Filter the records below for the word "Selangor". Copy each line that holds it.

— Start Materials provided —

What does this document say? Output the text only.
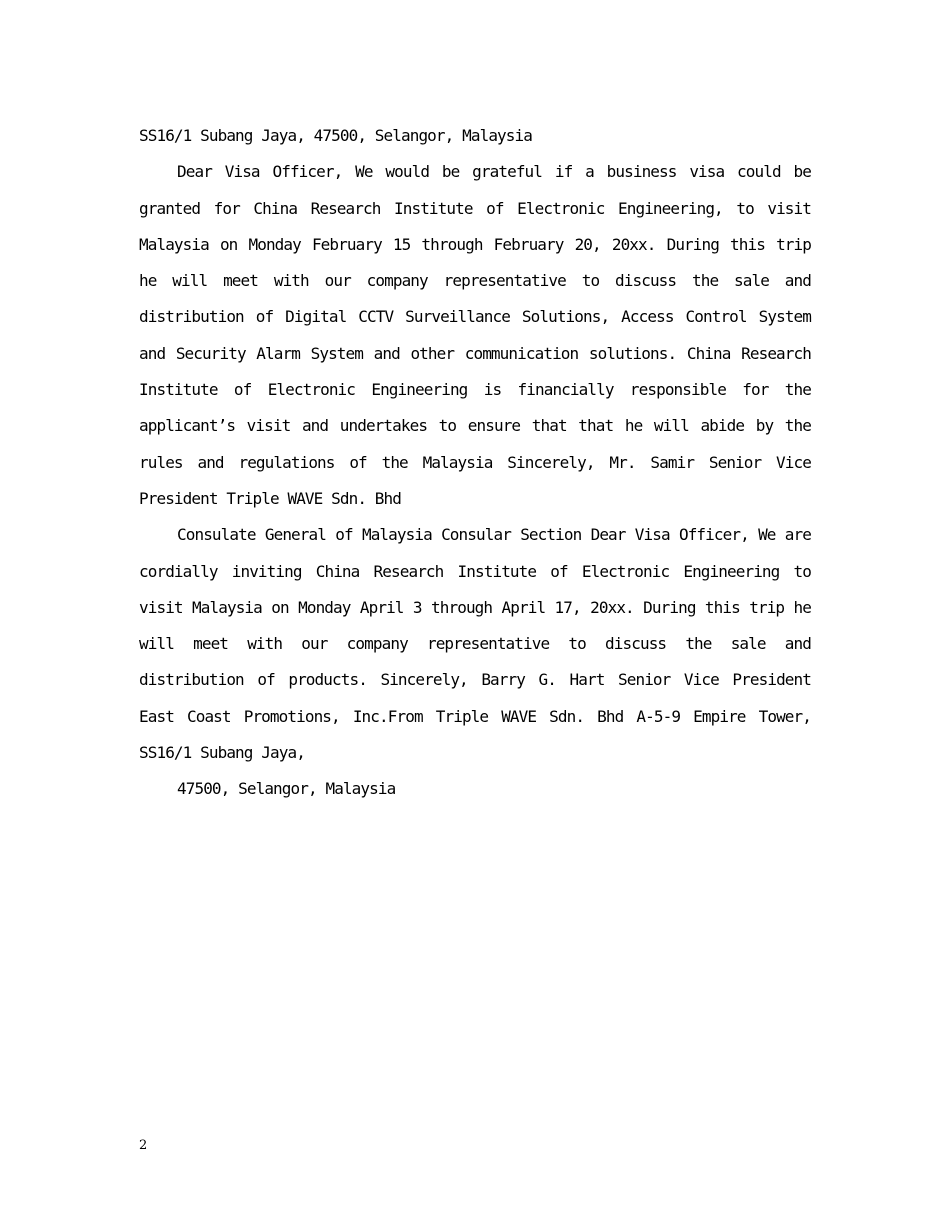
SS16/1 Subang Jaya, 47500, Selangor, Malaysia

Dear Visa Officer, We would be grateful if a business visa could be granted for China Research Institute of Electronic Engineering, to visit Malaysia on Monday February 15 through February 20, 20xx. During this trip he will meet with our company representative to discuss the sale and distribution of Digital CCTV Surveillance Solutions, Access Control System and Security Alarm System and other communication solutions. China Research Institute of Electronic Engineering is financially responsible for the applicant’s visit and undertakes to ensure that that he will abide by the rules and regulations of the Malaysia Sincerely, Mr. Samir Senior Vice President Triple WAVE Sdn. Bhd

Consulate General of Malaysia Consular Section Dear Visa Officer, We are cordially inviting China Research Institute of Electronic Engineering to visit Malaysia on Monday April 3 through April 17, 20xx. During this trip he will meet with our company representative to discuss the sale and distribution of products. Sincerely, Barry G. Hart Senior Vice President East Coast Promotions, Inc.From Triple WAVE Sdn. Bhd A-5-9 Empire Tower, SS16/1 Subang Jaya,

47500, Selangor, Malaysia

2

— End Materials provided —

→ **Result below**:
SS16/1 Subang Jaya, 47500, Selangor, Malaysia
47500, Selangor, Malaysia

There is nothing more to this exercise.